**Instructions for the task**
Track down each line that has the word "data" and copy it.

**Source material**
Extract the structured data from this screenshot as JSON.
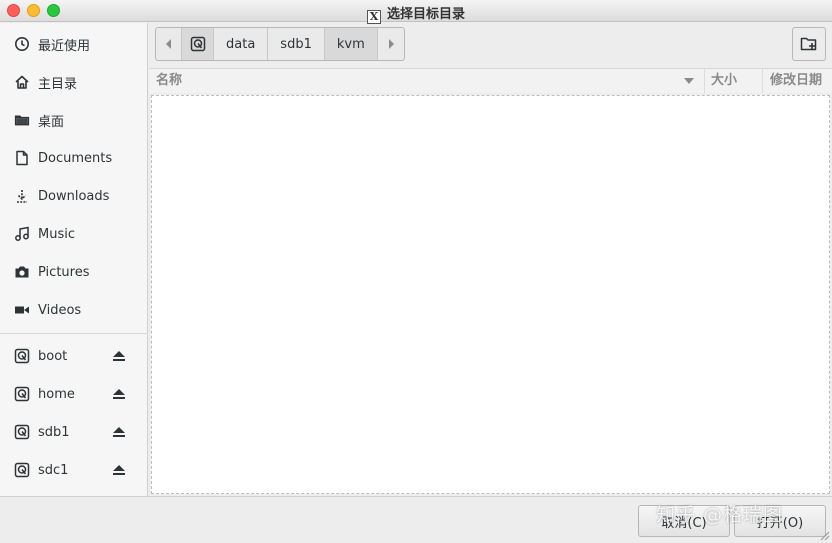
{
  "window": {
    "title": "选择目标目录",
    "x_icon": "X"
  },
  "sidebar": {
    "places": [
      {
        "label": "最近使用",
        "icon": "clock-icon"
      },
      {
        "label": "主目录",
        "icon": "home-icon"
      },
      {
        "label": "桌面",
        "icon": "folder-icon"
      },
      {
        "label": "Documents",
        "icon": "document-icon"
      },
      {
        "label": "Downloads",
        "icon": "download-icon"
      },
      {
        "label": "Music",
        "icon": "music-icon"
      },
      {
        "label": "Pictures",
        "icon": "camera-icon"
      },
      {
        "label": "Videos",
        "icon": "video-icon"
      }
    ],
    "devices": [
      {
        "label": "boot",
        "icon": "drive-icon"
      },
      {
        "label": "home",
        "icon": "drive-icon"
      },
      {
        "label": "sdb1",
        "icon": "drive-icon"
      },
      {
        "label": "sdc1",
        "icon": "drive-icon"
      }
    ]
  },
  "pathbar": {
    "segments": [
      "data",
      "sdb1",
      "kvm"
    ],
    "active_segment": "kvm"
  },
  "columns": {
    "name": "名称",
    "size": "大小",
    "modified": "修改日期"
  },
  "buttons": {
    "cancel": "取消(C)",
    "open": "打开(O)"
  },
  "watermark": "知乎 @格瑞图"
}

**Written solution**
Extract the structured data from this screenshot as JSON.
      "data",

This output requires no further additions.